# Set exercise
Give the data a second time, exactly and in full.

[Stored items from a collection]
▶
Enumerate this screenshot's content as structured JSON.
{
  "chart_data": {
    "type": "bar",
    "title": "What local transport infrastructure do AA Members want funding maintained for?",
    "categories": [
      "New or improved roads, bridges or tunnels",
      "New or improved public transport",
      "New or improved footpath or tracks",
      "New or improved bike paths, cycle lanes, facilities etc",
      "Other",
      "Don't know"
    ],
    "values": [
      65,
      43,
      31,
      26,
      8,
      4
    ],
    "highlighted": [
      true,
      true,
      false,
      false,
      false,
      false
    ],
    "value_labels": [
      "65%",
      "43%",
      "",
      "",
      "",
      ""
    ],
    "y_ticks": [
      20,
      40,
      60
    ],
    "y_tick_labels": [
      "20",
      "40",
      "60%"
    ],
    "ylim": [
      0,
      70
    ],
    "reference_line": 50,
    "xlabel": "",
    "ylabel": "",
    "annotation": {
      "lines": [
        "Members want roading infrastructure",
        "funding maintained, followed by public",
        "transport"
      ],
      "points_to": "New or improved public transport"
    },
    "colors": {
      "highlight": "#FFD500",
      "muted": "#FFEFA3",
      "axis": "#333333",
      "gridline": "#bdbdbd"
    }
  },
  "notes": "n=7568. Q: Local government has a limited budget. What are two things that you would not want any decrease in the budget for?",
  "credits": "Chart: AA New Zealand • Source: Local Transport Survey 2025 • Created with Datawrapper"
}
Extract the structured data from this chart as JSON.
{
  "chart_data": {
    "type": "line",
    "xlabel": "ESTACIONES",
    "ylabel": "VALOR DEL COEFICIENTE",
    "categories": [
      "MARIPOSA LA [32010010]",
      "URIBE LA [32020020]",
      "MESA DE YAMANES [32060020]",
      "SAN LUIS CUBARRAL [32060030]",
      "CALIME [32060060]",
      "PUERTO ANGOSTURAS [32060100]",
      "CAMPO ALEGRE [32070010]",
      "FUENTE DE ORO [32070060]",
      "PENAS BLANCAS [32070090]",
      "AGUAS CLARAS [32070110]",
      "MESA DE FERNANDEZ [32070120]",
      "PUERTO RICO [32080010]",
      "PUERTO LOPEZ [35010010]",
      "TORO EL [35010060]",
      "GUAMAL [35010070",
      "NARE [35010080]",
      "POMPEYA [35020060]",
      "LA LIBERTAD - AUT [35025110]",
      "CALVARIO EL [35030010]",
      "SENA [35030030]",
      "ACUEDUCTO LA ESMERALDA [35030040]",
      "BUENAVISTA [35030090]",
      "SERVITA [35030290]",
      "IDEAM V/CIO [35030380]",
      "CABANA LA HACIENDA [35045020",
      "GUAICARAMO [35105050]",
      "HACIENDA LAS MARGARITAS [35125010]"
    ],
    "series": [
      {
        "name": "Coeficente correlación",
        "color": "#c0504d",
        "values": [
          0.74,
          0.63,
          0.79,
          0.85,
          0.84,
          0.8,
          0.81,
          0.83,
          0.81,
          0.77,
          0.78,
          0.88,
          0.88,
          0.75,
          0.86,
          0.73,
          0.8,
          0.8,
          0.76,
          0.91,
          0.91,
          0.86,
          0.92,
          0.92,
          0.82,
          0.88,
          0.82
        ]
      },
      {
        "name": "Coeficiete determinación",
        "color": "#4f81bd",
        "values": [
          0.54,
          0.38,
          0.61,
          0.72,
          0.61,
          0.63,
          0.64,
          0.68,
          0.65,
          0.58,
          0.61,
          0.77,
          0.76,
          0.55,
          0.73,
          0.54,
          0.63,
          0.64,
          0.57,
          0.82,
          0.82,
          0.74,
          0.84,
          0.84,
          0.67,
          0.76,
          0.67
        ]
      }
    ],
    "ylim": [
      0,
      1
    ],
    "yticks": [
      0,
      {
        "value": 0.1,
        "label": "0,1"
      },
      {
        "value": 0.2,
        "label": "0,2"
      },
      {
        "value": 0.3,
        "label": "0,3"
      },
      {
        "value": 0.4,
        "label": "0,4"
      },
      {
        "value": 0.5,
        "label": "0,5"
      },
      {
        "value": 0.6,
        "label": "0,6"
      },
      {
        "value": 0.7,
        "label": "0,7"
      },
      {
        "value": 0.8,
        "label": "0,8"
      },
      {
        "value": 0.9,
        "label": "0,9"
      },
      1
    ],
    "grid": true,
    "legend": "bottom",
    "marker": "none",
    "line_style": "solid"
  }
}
◀
# Correct output
Enumerate this screenshot's content as structured JSON.
{
  "chart_data": {
    "type": "bar",
    "title": "What local transport infrastructure do AA Members want funding maintained for?",
    "categories": [
      "New or improved roads, bridges or tunnels",
      "New or improved public transport",
      "New or improved footpath or tracks",
      "New or improved bike paths, cycle lanes, facilities etc",
      "Other",
      "Don't know"
    ],
    "values": [
      65,
      43,
      31,
      26,
      8,
      4
    ],
    "highlighted": [
      true,
      true,
      false,
      false,
      false,
      false
    ],
    "value_labels": [
      "65%",
      "43%",
      "",
      "",
      "",
      ""
    ],
    "y_ticks": [
      20,
      40,
      60
    ],
    "y_tick_labels": [
      "20",
      "40",
      "60%"
    ],
    "ylim": [
      0,
      70
    ],
    "reference_line": 50,
    "xlabel": "",
    "ylabel": "",
    "annotation": {
      "lines": [
        "Members want roading infrastructure",
        "funding maintained, followed by public",
        "transport"
      ],
      "points_to": "New or improved public transport"
    },
    "colors": {
      "highlight": "#FFD500",
      "muted": "#FFEFA3",
      "axis": "#333333",
      "gridline": "#bdbdbd"
    }
  },
  "notes": "n=7568. Q: Local government has a limited budget. What are two things that you would not want any decrease in the budget for?",
  "credits": "Chart: AA New Zealand • Source: Local Transport Survey 2025 • Created with Datawrapper"
}
Extract the structured data from this chart as JSON.
{
  "chart_data": {
    "type": "line",
    "xlabel": "ESTACIONES",
    "ylabel": "VALOR DEL COEFICIENTE",
    "categories": [
      "MARIPOSA LA [32010010]",
      "URIBE LA [32020020]",
      "MESA DE YAMANES [32060020]",
      "SAN LUIS CUBARRAL [32060030]",
      "CALIME [32060060]",
      "PUERTO ANGOSTURAS [32060100]",
      "CAMPO ALEGRE [32070010]",
      "FUENTE DE ORO [32070060]",
      "PENAS BLANCAS [32070090]",
      "AGUAS CLARAS [32070110]",
      "MESA DE FERNANDEZ [32070120]",
      "PUERTO RICO [32080010]",
      "PUERTO LOPEZ [35010010]",
      "TORO EL [35010060]",
      "GUAMAL [35010070",
      "NARE [35010080]",
      "POMPEYA [35020060]",
      "LA LIBERTAD - AUT [35025110]",
      "CALVARIO EL [35030010]",
      "SENA [35030030]",
      "ACUEDUCTO LA ESMERALDA [35030040]",
      "BUENAVISTA [35030090]",
      "SERVITA [35030290]",
      "IDEAM V/CIO [35030380]",
      "CABANA LA HACIENDA [35045020",
      "GUAICARAMO [35105050]",
      "HACIENDA LAS MARGARITAS [35125010]"
    ],
    "series": [
      {
        "name": "Coeficente correlación",
        "color": "#c0504d",
        "values": [
          0.74,
          0.63,
          0.79,
          0.85,
          0.84,
          0.8,
          0.81,
          0.83,
          0.81,
          0.77,
          0.78,
          0.88,
          0.88,
          0.75,
          0.86,
          0.73,
          0.8,
          0.8,
          0.76,
          0.91,
          0.91,
          0.86,
          0.92,
          0.92,
          0.82,
          0.88,
          0.82
        ]
      },
      {
        "name": "Coeficiete determinación",
        "color": "#4f81bd",
        "values": [
          0.54,
          0.38,
          0.61,
          0.72,
          0.61,
          0.63,
          0.64,
          0.68,
          0.65,
          0.58,
          0.61,
          0.77,
          0.76,
          0.55,
          0.73,
          0.54,
          0.63,
          0.64,
          0.57,
          0.82,
          0.82,
          0.74,
          0.84,
          0.84,
          0.67,
          0.76,
          0.67
        ]
      }
    ],
    "ylim": [
      0,
      1
    ],
    "yticks": [
      0,
      {
        "value": 0.1,
        "label": "0,1"
      },
      {
        "value": 0.2,
        "label": "0,2"
      },
      {
        "value": 0.3,
        "label": "0,3"
      },
      {
        "value": 0.4,
        "label": "0,4"
      },
      {
        "value": 0.5,
        "label": "0,5"
      },
      {
        "value": 0.6,
        "label": "0,6"
      },
      {
        "value": 0.7,
        "label": "0,7"
      },
      {
        "value": 0.8,
        "label": "0,8"
      },
      {
        "value": 0.9,
        "label": "0,9"
      },
      1
    ],
    "grid": true,
    "legend": "bottom",
    "marker": "none",
    "line_style": "solid"
  }
}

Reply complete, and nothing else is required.